» **Your instructions**: Pick out each line of the records in which the word "Дружбы" appears.

» **Input records**:
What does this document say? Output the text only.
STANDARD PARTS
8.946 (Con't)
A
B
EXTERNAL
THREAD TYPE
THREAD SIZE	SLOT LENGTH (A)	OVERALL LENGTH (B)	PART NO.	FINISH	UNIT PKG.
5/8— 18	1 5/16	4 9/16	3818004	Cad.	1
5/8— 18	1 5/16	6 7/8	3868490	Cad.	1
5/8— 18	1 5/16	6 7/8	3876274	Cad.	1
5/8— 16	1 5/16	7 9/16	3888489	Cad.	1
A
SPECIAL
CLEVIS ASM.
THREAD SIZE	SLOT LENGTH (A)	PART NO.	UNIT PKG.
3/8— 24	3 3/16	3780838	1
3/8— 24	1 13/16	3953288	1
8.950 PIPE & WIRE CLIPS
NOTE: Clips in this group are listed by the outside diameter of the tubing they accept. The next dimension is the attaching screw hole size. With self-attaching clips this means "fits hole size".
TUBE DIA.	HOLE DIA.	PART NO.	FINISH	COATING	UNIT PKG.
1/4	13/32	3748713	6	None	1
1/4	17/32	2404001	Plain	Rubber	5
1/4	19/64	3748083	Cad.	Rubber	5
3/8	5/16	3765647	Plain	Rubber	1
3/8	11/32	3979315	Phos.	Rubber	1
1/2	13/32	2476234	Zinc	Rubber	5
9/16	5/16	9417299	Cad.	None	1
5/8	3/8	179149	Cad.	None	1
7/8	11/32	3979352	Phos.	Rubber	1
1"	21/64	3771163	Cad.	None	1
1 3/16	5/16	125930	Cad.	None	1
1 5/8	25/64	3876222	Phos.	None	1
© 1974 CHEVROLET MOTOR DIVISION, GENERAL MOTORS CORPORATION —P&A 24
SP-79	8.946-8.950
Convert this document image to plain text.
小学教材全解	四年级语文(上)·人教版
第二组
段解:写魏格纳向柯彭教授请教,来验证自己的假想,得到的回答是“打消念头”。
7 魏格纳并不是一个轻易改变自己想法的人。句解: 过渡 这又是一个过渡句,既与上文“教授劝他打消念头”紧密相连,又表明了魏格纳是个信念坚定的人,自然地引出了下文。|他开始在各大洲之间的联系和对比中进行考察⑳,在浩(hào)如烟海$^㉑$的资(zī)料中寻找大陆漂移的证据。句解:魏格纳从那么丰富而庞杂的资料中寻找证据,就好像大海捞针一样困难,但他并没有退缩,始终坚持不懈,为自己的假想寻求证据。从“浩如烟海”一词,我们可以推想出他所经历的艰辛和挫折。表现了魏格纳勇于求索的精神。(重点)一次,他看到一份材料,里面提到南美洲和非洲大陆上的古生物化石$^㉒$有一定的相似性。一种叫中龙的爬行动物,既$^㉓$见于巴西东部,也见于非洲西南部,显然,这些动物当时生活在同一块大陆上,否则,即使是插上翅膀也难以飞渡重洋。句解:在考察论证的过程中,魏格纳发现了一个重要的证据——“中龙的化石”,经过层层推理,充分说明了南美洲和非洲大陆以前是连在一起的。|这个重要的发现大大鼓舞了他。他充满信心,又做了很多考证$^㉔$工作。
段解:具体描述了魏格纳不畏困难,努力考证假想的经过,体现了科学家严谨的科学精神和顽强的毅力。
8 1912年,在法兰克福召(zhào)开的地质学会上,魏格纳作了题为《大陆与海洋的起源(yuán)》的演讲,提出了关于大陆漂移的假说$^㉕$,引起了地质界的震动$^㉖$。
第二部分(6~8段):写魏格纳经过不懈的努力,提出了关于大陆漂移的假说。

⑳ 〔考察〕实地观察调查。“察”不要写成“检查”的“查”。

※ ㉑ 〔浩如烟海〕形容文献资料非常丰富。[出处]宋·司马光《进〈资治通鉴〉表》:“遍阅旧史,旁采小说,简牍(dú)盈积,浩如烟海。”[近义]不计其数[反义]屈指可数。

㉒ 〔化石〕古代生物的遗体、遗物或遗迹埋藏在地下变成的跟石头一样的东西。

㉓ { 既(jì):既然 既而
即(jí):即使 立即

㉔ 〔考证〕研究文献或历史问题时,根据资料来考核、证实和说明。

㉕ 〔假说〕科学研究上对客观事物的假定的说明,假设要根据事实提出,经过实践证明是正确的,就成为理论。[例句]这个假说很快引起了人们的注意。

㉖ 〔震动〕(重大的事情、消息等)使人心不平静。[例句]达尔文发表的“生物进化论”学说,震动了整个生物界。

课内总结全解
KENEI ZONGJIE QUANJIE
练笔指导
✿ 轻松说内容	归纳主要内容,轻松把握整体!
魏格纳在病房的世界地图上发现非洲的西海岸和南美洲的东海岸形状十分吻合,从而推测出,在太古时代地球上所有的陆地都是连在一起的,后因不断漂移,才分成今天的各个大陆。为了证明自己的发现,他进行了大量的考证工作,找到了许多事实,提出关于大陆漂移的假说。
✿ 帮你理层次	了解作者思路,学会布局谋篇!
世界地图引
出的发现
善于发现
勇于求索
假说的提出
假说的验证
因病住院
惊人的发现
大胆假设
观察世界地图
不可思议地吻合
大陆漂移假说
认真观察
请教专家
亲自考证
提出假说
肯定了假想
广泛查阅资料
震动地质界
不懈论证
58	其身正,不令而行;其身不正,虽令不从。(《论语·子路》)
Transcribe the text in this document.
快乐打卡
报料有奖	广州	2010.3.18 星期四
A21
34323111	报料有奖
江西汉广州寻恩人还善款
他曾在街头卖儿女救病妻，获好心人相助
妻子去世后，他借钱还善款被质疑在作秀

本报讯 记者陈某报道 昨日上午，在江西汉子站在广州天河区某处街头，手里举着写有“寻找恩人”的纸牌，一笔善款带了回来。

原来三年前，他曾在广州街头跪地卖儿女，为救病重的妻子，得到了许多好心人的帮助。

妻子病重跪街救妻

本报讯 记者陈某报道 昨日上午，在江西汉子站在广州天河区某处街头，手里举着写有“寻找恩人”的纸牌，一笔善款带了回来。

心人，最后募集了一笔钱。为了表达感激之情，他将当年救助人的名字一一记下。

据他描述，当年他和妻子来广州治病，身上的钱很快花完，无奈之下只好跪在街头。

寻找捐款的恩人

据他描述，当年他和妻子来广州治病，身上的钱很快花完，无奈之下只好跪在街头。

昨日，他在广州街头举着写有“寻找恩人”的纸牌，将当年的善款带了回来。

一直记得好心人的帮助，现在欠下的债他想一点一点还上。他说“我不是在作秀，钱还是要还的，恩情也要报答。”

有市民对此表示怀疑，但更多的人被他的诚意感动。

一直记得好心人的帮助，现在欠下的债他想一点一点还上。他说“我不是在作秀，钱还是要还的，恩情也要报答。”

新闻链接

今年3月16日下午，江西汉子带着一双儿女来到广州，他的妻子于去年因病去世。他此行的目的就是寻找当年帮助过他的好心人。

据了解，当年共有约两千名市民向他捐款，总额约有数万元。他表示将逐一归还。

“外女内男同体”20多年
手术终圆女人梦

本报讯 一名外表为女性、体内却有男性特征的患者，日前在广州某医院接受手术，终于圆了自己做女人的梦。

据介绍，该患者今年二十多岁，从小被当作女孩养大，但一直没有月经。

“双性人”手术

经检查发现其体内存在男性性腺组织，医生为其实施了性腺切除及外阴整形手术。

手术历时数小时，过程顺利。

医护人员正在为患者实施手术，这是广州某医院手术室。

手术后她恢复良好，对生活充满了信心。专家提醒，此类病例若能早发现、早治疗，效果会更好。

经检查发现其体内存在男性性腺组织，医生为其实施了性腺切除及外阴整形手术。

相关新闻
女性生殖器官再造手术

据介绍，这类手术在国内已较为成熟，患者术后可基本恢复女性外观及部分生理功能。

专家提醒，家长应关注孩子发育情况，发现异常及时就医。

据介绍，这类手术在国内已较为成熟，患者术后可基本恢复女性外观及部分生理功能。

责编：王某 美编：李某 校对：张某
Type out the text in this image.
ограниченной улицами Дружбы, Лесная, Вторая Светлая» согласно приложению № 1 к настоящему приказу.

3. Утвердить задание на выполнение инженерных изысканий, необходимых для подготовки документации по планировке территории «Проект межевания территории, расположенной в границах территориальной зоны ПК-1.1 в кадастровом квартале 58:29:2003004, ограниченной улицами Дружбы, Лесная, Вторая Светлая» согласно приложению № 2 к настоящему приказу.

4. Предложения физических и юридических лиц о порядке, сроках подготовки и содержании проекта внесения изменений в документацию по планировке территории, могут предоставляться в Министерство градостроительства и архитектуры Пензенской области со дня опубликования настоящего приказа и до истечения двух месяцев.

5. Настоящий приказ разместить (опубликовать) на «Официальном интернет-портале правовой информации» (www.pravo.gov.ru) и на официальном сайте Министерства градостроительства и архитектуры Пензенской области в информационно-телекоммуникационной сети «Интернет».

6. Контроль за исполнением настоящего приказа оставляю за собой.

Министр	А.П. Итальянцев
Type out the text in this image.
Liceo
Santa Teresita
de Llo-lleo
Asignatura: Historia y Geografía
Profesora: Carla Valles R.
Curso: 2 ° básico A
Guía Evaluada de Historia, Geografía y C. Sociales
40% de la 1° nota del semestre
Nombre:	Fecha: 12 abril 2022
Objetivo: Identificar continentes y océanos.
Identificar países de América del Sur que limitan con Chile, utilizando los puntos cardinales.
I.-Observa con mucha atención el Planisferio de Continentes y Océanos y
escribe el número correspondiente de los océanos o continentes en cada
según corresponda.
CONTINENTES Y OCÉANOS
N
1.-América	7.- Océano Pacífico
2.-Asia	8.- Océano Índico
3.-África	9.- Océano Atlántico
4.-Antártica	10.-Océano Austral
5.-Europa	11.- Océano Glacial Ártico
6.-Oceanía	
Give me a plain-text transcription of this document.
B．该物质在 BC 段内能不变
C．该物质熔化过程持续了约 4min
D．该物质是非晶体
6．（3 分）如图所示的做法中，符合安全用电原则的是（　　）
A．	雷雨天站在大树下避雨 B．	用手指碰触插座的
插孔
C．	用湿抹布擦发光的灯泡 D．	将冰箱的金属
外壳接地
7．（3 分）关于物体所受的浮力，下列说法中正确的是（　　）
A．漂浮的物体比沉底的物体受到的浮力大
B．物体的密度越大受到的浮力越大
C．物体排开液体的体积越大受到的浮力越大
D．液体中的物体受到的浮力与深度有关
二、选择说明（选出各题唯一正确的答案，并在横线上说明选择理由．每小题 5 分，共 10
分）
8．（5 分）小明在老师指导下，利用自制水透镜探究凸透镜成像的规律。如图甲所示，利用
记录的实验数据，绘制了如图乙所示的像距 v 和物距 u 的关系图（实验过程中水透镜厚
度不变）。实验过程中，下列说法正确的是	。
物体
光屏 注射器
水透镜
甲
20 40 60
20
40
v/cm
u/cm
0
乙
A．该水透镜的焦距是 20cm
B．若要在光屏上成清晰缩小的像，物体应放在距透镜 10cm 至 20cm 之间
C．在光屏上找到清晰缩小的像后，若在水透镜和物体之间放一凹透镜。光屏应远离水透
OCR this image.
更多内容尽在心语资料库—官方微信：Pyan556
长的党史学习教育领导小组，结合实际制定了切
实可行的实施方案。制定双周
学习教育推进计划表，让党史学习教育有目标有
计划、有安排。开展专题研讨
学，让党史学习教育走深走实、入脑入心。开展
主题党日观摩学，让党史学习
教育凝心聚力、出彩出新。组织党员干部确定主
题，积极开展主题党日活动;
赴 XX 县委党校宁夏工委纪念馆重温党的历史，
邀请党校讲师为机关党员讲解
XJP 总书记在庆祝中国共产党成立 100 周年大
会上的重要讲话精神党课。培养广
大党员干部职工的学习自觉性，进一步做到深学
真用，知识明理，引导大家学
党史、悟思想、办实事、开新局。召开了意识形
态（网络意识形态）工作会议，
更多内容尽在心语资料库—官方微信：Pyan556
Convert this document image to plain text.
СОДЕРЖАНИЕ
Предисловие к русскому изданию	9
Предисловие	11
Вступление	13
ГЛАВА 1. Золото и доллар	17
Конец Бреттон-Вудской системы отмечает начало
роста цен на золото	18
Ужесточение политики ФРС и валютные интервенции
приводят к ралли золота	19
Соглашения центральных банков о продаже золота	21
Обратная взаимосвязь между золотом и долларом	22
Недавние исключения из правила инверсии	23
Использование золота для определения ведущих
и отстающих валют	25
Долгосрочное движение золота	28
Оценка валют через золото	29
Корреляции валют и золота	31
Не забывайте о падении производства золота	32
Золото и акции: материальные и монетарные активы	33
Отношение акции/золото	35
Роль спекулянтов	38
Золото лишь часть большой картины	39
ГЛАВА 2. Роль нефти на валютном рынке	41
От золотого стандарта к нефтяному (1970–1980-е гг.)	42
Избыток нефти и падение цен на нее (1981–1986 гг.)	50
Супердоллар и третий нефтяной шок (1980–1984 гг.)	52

» **Complete response**:
ограниченной улицами Дружбы, Лесная, Вторая Светлая» согласно приложению № 1 к настоящему приказу.
3. Утвердить задание на выполнение инженерных изысканий, необходимых для подготовки документации по планировке территории «Проект межевания территории, расположенной в границах территориальной зоны ПК-1.1 в кадастровом квартале 58:29:2003004, ограниченной улицами Дружбы, Лесная, Вторая Светлая» согласно приложению № 2 к настоящему приказу.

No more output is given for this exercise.